### What to produce
Without including any pictures, write out all the entries exactly.

### Data items
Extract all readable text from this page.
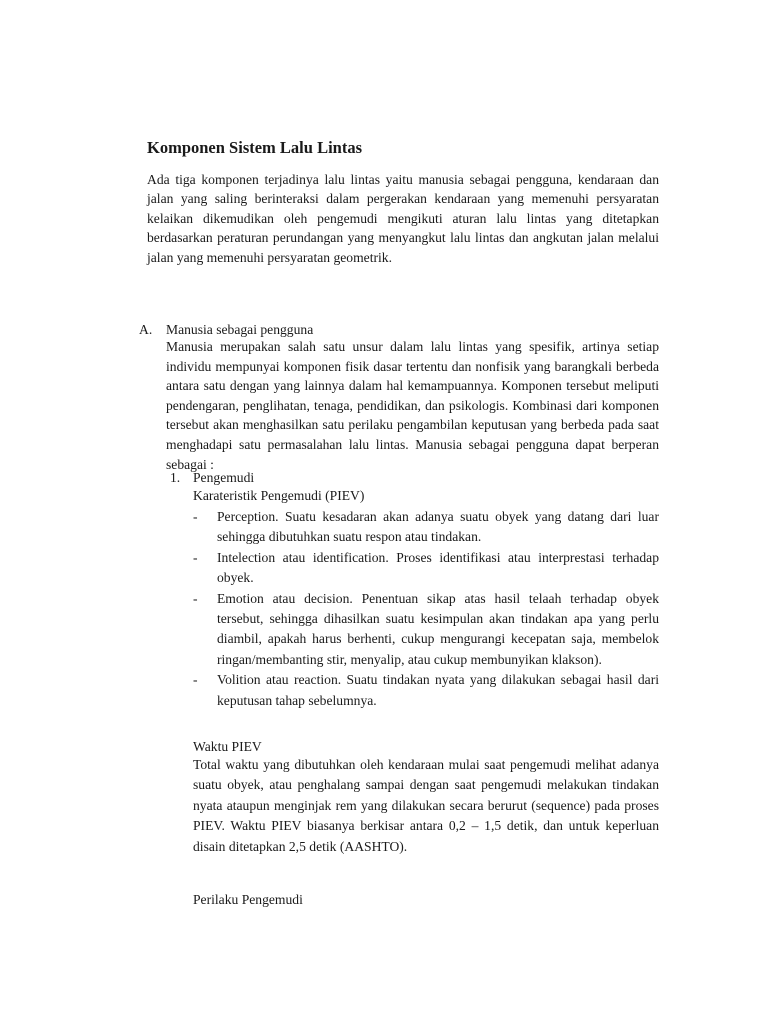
Komponen Sistem Lalu Lintas

Ada tiga komponen terjadinya lalu lintas yaitu manusia sebagai pengguna, kendaraan dan jalan yang saling berinteraksi dalam pergerakan kendaraan yang memenuhi persyaratan kelaikan dikemudikan oleh pengemudi mengikuti aturan lalu lintas yang ditetapkan berdasarkan peraturan perundangan yang menyangkut lalu lintas dan angkutan jalan melalui jalan yang memenuhi persyaratan geometrik.

A. Manusia sebagai pengguna

Manusia merupakan salah satu unsur dalam lalu lintas yang spesifik, artinya setiap individu mempunyai komponen fisik dasar tertentu dan nonfisik yang barangkali berbeda antara satu dengan yang lainnya dalam hal kemampuannya. Komponen tersebut meliputi pendengaran, penglihatan, tenaga, pendidikan, dan psikologis. Kombinasi dari komponen tersebut akan menghasilkan satu perilaku pengambilan keputusan yang berbeda pada saat menghadapi satu permasalahan lalu lintas. Manusia sebagai pengguna dapat berperan sebagai :

1. Pengemudi

Karateristik Pengemudi (PIEV)

- Perception. Suatu kesadaran akan adanya suatu obyek yang datang dari luar sehingga dibutuhkan suatu respon atau tindakan.
- Intelection atau identification. Proses identifikasi atau interprestasi terhadap obyek.
- Emotion atau decision. Penentuan sikap atas hasil telaah terhadap obyek tersebut, sehingga dihasilkan suatu kesimpulan akan tindakan apa yang perlu diambil, apakah harus berhenti, cukup mengurangi kecepatan saja, membelok ringan/membanting stir, menyalip, atau cukup membunyikan klakson).
- Volition atau reaction. Suatu tindakan nyata yang dilakukan sebagai hasil dari keputusan tahap sebelumnya.

Waktu PIEV

Total waktu yang dibutuhkan oleh kendaraan mulai saat pengemudi melihat adanya suatu obyek, atau penghalang sampai dengan saat pengemudi melakukan tindakan nyata ataupun menginjak rem yang dilakukan secara berurut (sequence) pada proses PIEV. Waktu PIEV biasanya berkisar antara 0,2 – 1,5 detik, dan untuk keperluan disain ditetapkan 2,5 detik (AASHTO).

Perilaku Pengemudi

### The reply
Extract all readable text from this page.
Komponen Sistem Lalu Lintas

Ada tiga komponen terjadinya lalu lintas yaitu manusia sebagai pengguna, kendaraan dan jalan yang saling berinteraksi dalam pergerakan kendaraan yang memenuhi persyaratan kelaikan dikemudikan oleh pengemudi mengikuti aturan lalu lintas yang ditetapkan berdasarkan peraturan perundangan yang menyangkut lalu lintas dan angkutan jalan melalui jalan yang memenuhi persyaratan geometrik.

A. Manusia sebagai pengguna

Manusia merupakan salah satu unsur dalam lalu lintas yang spesifik, artinya setiap individu mempunyai komponen fisik dasar tertentu dan nonfisik yang barangkali berbeda antara satu dengan yang lainnya dalam hal kemampuannya. Komponen tersebut meliputi pendengaran, penglihatan, tenaga, pendidikan, dan psikologis. Kombinasi dari komponen tersebut akan menghasilkan satu perilaku pengambilan keputusan yang berbeda pada saat menghadapi satu permasalahan lalu lintas. Manusia sebagai pengguna dapat berperan sebagai :

1. Pengemudi

Karateristik Pengemudi (PIEV)

- Perception. Suatu kesadaran akan adanya suatu obyek yang datang dari luar sehingga dibutuhkan suatu respon atau tindakan.
- Intelection atau identification. Proses identifikasi atau interprestasi terhadap obyek.
- Emotion atau decision. Penentuan sikap atas hasil telaah terhadap obyek tersebut, sehingga dihasilkan suatu kesimpulan akan tindakan apa yang perlu diambil, apakah harus berhenti, cukup mengurangi kecepatan saja, membelok ringan/membanting stir, menyalip, atau cukup membunyikan klakson).
- Volition atau reaction. Suatu tindakan nyata yang dilakukan sebagai hasil dari keputusan tahap sebelumnya.

Waktu PIEV

Total waktu yang dibutuhkan oleh kendaraan mulai saat pengemudi melihat adanya suatu obyek, atau penghalang sampai dengan saat pengemudi melakukan tindakan nyata ataupun menginjak rem yang dilakukan secara berurut (sequence) pada proses PIEV. Waktu PIEV biasanya berkisar antara 0,2 – 1,5 detik, dan untuk keperluan disain ditetapkan 2,5 detik (AASHTO).

Perilaku Pengemudi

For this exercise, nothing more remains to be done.